Sort through the data and copy the lines holding the word "铁幕演说".

◆ ◆ ◆

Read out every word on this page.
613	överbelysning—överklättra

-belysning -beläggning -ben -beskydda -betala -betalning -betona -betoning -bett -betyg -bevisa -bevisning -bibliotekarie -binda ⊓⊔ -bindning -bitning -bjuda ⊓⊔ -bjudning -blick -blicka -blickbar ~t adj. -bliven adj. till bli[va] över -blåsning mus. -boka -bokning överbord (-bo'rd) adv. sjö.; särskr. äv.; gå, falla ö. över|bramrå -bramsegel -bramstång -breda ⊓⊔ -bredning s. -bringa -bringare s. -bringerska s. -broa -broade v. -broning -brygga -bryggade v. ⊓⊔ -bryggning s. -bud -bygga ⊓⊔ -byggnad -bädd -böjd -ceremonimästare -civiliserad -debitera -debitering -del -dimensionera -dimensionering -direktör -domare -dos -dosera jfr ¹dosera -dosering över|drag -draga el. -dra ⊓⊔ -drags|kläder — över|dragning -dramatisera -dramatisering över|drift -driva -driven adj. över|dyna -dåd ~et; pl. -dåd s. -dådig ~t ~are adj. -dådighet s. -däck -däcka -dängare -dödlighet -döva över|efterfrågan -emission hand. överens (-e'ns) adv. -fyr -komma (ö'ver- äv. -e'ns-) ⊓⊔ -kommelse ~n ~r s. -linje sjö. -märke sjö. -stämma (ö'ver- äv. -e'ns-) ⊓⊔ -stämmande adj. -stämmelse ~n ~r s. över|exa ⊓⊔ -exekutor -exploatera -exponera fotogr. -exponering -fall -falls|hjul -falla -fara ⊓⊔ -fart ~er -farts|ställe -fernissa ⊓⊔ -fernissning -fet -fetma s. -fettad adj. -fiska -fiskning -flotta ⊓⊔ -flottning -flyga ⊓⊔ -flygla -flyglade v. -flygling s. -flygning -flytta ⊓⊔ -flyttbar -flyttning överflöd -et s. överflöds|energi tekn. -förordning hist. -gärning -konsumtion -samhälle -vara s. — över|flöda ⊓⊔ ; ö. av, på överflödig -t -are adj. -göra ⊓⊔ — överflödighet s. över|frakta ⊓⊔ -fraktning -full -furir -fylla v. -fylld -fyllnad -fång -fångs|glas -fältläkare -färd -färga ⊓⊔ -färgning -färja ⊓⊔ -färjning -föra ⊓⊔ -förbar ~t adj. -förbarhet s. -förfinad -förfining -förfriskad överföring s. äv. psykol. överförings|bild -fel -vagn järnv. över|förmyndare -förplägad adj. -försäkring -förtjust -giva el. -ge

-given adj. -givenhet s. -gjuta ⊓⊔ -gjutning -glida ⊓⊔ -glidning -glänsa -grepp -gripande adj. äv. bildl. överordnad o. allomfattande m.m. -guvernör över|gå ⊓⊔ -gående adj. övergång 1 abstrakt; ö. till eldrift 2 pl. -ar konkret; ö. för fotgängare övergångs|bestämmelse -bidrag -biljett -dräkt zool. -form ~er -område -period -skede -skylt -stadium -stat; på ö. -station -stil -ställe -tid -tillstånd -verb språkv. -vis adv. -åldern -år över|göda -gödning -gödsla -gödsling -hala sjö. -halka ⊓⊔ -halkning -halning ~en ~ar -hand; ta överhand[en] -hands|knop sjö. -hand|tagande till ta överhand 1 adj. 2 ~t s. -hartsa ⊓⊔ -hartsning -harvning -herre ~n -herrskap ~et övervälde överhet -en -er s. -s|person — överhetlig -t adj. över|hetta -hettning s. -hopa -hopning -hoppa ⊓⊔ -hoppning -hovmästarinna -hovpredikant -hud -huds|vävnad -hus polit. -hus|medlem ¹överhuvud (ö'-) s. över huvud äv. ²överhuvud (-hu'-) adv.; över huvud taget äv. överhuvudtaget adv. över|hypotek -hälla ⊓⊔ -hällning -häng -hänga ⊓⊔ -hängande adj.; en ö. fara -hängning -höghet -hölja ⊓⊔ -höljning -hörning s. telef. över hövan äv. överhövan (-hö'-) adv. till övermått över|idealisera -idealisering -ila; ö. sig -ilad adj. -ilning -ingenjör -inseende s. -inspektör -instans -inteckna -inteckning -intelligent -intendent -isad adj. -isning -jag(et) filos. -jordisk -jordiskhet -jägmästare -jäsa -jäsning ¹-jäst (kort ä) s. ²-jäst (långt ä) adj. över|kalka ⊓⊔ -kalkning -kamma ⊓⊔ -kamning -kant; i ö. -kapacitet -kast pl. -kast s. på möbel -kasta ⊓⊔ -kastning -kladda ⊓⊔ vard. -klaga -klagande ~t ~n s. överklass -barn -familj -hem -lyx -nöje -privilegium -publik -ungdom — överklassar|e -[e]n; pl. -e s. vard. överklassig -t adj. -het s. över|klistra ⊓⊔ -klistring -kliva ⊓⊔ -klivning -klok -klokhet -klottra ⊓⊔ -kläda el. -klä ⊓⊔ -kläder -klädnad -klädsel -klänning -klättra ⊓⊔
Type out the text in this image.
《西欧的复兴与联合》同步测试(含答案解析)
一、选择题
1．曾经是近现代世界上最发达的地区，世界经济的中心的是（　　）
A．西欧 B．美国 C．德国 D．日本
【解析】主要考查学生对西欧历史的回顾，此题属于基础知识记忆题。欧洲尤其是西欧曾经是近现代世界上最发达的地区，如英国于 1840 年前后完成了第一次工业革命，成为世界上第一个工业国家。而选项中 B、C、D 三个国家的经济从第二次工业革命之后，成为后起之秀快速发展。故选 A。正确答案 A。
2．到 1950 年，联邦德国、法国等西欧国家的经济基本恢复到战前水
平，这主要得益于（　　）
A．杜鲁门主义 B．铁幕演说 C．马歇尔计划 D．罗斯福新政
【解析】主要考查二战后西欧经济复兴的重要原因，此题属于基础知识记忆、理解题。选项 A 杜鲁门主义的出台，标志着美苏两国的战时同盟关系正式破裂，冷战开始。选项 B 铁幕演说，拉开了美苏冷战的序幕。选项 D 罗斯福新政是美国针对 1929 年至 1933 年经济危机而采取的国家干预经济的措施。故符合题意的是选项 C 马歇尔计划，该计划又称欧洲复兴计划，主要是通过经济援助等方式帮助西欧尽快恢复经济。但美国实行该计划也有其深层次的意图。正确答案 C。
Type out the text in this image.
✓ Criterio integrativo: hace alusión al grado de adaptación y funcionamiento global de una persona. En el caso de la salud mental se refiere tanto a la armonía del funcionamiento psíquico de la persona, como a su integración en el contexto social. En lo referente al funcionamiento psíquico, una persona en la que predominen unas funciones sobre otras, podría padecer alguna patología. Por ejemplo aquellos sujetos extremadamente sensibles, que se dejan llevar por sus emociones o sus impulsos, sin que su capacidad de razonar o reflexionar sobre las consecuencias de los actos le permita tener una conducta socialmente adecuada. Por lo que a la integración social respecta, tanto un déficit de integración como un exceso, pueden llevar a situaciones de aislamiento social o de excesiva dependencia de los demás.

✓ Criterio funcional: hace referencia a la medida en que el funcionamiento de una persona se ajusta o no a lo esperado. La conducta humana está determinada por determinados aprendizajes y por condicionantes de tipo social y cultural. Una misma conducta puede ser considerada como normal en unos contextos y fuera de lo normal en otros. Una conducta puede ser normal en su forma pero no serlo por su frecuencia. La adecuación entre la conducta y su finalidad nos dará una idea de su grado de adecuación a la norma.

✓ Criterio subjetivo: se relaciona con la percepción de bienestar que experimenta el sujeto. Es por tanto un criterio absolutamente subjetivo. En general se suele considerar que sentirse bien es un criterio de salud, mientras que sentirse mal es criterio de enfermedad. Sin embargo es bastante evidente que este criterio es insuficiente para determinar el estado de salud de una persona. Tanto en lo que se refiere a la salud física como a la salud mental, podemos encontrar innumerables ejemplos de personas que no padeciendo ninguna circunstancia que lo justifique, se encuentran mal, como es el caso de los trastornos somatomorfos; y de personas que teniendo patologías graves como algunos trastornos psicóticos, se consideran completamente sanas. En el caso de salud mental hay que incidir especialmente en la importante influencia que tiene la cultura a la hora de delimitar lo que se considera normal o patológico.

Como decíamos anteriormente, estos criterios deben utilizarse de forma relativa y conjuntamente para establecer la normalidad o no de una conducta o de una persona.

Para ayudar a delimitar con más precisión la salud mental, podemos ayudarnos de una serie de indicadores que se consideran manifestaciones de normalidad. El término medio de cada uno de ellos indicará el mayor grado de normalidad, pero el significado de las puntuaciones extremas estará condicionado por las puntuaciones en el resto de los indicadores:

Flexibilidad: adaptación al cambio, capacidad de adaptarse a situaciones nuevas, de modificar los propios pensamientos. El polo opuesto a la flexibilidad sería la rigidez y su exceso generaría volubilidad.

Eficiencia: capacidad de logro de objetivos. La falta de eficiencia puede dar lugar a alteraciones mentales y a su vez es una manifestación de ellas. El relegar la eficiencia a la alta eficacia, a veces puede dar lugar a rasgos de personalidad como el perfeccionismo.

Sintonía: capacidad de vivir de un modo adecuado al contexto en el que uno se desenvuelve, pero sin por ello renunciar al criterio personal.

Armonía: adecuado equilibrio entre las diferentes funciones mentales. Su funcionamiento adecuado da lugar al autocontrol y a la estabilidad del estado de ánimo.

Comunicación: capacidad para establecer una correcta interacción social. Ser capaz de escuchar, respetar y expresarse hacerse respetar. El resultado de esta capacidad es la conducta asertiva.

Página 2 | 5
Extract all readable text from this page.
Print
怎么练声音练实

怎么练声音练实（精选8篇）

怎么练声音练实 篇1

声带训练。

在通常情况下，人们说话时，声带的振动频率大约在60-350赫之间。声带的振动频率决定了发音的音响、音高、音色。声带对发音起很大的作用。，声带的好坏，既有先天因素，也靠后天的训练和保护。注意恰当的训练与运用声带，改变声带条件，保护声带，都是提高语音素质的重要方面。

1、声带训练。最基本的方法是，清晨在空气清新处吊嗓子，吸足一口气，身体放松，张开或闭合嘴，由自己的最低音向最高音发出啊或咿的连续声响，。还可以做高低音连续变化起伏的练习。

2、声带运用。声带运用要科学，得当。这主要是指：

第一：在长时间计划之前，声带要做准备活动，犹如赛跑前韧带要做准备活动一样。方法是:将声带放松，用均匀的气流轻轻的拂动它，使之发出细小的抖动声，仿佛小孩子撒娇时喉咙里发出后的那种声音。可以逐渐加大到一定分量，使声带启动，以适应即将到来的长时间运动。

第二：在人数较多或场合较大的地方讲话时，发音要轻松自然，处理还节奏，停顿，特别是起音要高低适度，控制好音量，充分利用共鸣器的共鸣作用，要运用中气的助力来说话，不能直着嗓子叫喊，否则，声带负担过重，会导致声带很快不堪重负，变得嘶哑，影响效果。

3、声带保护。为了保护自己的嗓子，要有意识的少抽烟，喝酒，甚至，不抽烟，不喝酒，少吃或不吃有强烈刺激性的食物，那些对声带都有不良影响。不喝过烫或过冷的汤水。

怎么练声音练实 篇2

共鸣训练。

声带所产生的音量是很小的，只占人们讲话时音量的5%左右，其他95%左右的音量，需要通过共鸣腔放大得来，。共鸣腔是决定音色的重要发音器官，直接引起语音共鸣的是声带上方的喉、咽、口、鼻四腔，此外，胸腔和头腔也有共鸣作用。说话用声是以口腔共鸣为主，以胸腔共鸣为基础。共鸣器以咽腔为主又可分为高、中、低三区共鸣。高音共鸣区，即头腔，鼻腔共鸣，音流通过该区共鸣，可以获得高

◆ ◆ ◆

[Exercise solution]:
A．杜鲁门主义 B．铁幕演说 C．马歇尔计划 D．罗斯福新政
【解析】主要考查二战后西欧经济复兴的重要原因，此题属于基础知识记忆、理解题。选项 A 杜鲁门主义的出台，标志着美苏两国的战时同盟关系正式破裂，冷战开始。选项 B 铁幕演说，拉开了美苏冷战的序幕。选项 D 罗斯福新政是美国针对 1929 年至 1933 年经济危机而采取的国家干预经济的措施。故符合题意的是选项 C 马歇尔计划，该计划又称欧洲复兴计划，主要是通过经济援助等方式帮助西欧尽快恢复经济。但美国实行该计划也有其深层次的意图。正确答案 C。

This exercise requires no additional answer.